## SHORT TASK
Print the records below exactly as they appear.

## GIVEN INFORMATION
┏━━

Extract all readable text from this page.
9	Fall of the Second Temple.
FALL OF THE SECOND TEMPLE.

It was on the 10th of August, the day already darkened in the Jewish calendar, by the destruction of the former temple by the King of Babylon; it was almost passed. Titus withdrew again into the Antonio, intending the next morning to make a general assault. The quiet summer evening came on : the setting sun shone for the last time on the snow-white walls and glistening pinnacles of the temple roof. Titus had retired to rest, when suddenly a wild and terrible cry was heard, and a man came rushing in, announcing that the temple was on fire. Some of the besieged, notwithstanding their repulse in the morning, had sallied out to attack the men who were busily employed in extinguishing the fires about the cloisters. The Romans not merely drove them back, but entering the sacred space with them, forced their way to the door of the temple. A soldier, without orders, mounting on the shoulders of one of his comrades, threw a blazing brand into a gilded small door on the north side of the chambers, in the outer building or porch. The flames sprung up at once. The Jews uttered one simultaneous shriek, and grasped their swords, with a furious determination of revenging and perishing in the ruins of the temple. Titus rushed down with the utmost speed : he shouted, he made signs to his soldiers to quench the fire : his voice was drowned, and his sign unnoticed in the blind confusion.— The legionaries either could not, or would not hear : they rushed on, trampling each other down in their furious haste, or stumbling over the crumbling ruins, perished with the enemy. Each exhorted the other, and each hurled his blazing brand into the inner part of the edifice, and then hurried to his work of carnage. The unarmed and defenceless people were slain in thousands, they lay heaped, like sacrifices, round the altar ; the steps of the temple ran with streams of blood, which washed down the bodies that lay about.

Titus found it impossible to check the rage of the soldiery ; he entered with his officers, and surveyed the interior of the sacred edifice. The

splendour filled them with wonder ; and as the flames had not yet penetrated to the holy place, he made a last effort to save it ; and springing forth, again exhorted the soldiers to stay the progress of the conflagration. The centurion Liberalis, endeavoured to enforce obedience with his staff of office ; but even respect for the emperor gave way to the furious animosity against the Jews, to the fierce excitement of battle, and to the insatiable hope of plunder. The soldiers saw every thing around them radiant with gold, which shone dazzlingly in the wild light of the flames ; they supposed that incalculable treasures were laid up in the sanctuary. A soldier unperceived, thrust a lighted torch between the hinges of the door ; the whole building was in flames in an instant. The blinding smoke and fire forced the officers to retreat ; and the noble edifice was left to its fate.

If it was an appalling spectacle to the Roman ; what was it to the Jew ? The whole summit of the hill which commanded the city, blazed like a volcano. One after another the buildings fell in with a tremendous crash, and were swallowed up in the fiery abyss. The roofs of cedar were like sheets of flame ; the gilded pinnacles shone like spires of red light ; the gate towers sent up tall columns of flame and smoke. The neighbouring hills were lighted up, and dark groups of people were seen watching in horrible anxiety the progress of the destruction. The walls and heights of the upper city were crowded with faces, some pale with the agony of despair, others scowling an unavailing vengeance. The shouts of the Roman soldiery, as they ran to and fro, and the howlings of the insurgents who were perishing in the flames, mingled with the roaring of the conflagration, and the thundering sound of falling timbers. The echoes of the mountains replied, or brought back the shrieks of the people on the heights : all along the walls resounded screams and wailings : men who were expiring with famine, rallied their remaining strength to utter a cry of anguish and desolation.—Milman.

┗━━

## RESPONSE TO THE TASK
Extract all readable text from this page.
9	Fall of the Second Temple.
FALL OF THE SECOND TEMPLE.

It was on the 10th of August, the day already darkened in the Jewish calendar, by the destruction of the former temple by the King of Babylon; it was almost passed. Titus withdrew again into the Antonio, intending the next morning to make a general assault. The quiet summer evening came on : the setting sun shone for the last time on the snow-white walls and glistening pinnacles of the temple roof. Titus had retired to rest, when suddenly a wild and terrible cry was heard, and a man came rushing in, announcing that the temple was on fire. Some of the besieged, notwithstanding their repulse in the morning, had sallied out to attack the men who were busily employed in extinguishing the fires about the cloisters. The Romans not merely drove them back, but entering the sacred space with them, forced their way to the door of the temple. A soldier, without orders, mounting on the shoulders of one of his comrades, threw a blazing brand into a gilded small door on the north side of the chambers, in the outer building or porch. The flames sprung up at once. The Jews uttered one simultaneous shriek, and grasped their swords, with a furious determination of revenging and perishing in the ruins of the temple. Titus rushed down with the utmost speed : he shouted, he made signs to his soldiers to quench the fire : his voice was drowned, and his sign unnoticed in the blind confusion.— The legionaries either could not, or would not hear : they rushed on, trampling each other down in their furious haste, or stumbling over the crumbling ruins, perished with the enemy. Each exhorted the other, and each hurled his blazing brand into the inner part of the edifice, and then hurried to his work of carnage. The unarmed and defenceless people were slain in thousands, they lay heaped, like sacrifices, round the altar ; the steps of the temple ran with streams of blood, which washed down the bodies that lay about.

Titus found it impossible to check the rage of the soldiery ; he entered with his officers, and surveyed the interior of the sacred edifice. The

splendour filled them with wonder ; and as the flames had not yet penetrated to the holy place, he made a last effort to save it ; and springing forth, again exhorted the soldiers to stay the progress of the conflagration. The centurion Liberalis, endeavoured to enforce obedience with his staff of office ; but even respect for the emperor gave way to the furious animosity against the Jews, to the fierce excitement of battle, and to the insatiable hope of plunder. The soldiers saw every thing around them radiant with gold, which shone dazzlingly in the wild light of the flames ; they supposed that incalculable treasures were laid up in the sanctuary. A soldier unperceived, thrust a lighted torch between the hinges of the door ; the whole building was in flames in an instant. The blinding smoke and fire forced the officers to retreat ; and the noble edifice was left to its fate.

If it was an appalling spectacle to the Roman ; what was it to the Jew ? The whole summit of the hill which commanded the city, blazed like a volcano. One after another the buildings fell in with a tremendous crash, and were swallowed up in the fiery abyss. The roofs of cedar were like sheets of flame ; the gilded pinnacles shone like spires of red light ; the gate towers sent up tall columns of flame and smoke. The neighbouring hills were lighted up, and dark groups of people were seen watching in horrible anxiety the progress of the destruction. The walls and heights of the upper city were crowded with faces, some pale with the agony of despair, others scowling an unavailing vengeance. The shouts of the Roman soldiery, as they ran to and fro, and the howlings of the insurgents who were perishing in the flames, mingled with the roaring of the conflagration, and the thundering sound of falling timbers. The echoes of the mountains replied, or brought back the shrieks of the people on the heights : all along the walls resounded screams and wailings : men who were expiring with famine, rallied their remaining strength to utter a cry of anguish and desolation.—Milman.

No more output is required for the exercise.